[Entries provided]
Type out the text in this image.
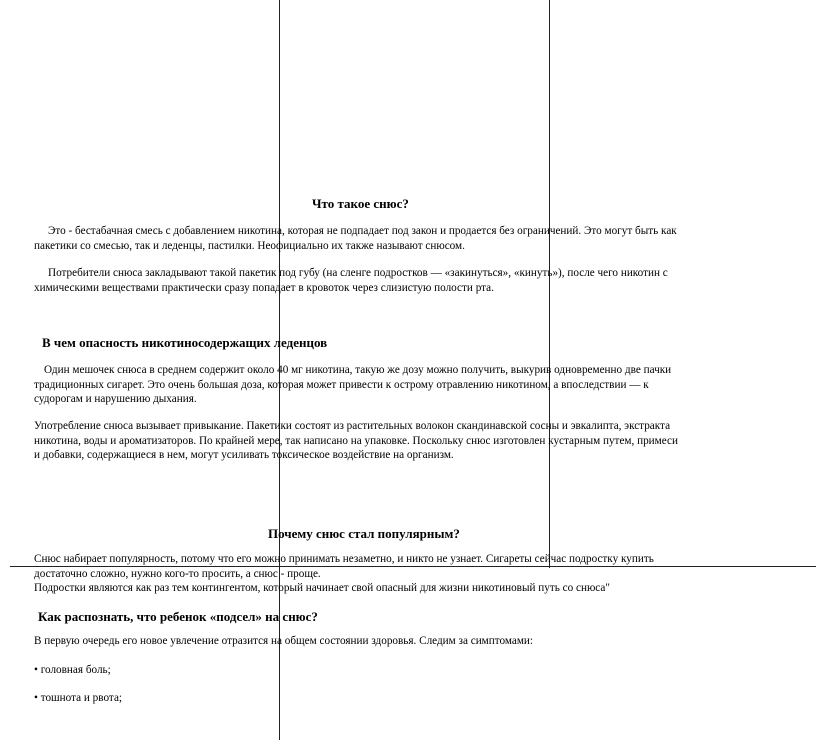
Что такое снюс?

Это - бестабачная смесь с добавлением никотина, которая не подпадает под закон и продается без ограничений. Это могут быть как
пакетики со смесью, так и леденцы, пастилки. Неофициально их также называют снюсом.

Потребители снюса закладывают такой пакетик под губу (на сленге подростков — «закинуться», «кинуть»), после чего никотин с
химическими веществами практически сразу попадает в кровоток через слизистую полости рта.

В чем опасность никотиносодержащих леденцов

Один мешочек снюса в среднем содержит около 40 мг никотина, такую же дозу можно получить, выкурив одновременно две пачки
традиционных сигарет. Это очень большая доза, которая может привести к острому отравлению никотином, а впоследствии — к
судорогам и нарушению дыхания.

Употребление снюса вызывает привыкание. Пакетики состоят из растительных волокон скандинавской сосны и эвкалипта, экстракта
никотина, воды и ароматизаторов. По крайней мере, так написано на упаковке. Поскольку снюс изготовлен кустарным путем, примеси
и добавки, содержащиеся в нем, могут усиливать токсическое воздействие на организм.

Почему снюс стал популярным?

Снюс набирает популярность, потому что его можно принимать незаметно, и никто не узнает. Сигареты сейчас подростку купить
достаточно сложно, нужно кого-то просить, а снюс - проще.
Подростки являются как раз тем контингентом, который начинает свой опасный для жизни никотиновый путь со снюса"

Как распознать, что ребенок «подсел» на снюс?

В первую очередь его новое увлечение отразится на общем состоянии здоровья. Следим за симптомами:

• головная боль;

• тошнота и рвота;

[Task to complete]
Every line is to be duplicated exactly, though pictures stay out.

[Exercise output]
Type out the text in this image.
Что такое снюс?

Это - бестабачная смесь с добавлением никотина, которая не подпадает под закон и продается без ограничений. Это могут быть как
пакетики со смесью, так и леденцы, пастилки. Неофициально их также называют снюсом.

Потребители снюса закладывают такой пакетик под губу (на сленге подростков — «закинуться», «кинуть»), после чего никотин с
химическими веществами практически сразу попадает в кровоток через слизистую полости рта.

В чем опасность никотиносодержащих леденцов

Один мешочек снюса в среднем содержит около 40 мг никотина, такую же дозу можно получить, выкурив одновременно две пачки
традиционных сигарет. Это очень большая доза, которая может привести к острому отравлению никотином, а впоследствии — к
судорогам и нарушению дыхания.

Употребление снюса вызывает привыкание. Пакетики состоят из растительных волокон скандинавской сосны и эвкалипта, экстракта
никотина, воды и ароматизаторов. По крайней мере, так написано на упаковке. Поскольку снюс изготовлен кустарным путем, примеси
и добавки, содержащиеся в нем, могут усиливать токсическое воздействие на организм.

Почему снюс стал популярным?

Снюс набирает популярность, потому что его можно принимать незаметно, и никто не узнает. Сигареты сейчас подростку купить
достаточно сложно, нужно кого-то просить, а снюс - проще.
Подростки являются как раз тем контингентом, который начинает свой опасный для жизни никотиновый путь со снюса"

Как распознать, что ребенок «подсел» на снюс?

В первую очередь его новое увлечение отразится на общем состоянии здоровья. Следим за симптомами:

• головная боль;

• тошнота и рвота;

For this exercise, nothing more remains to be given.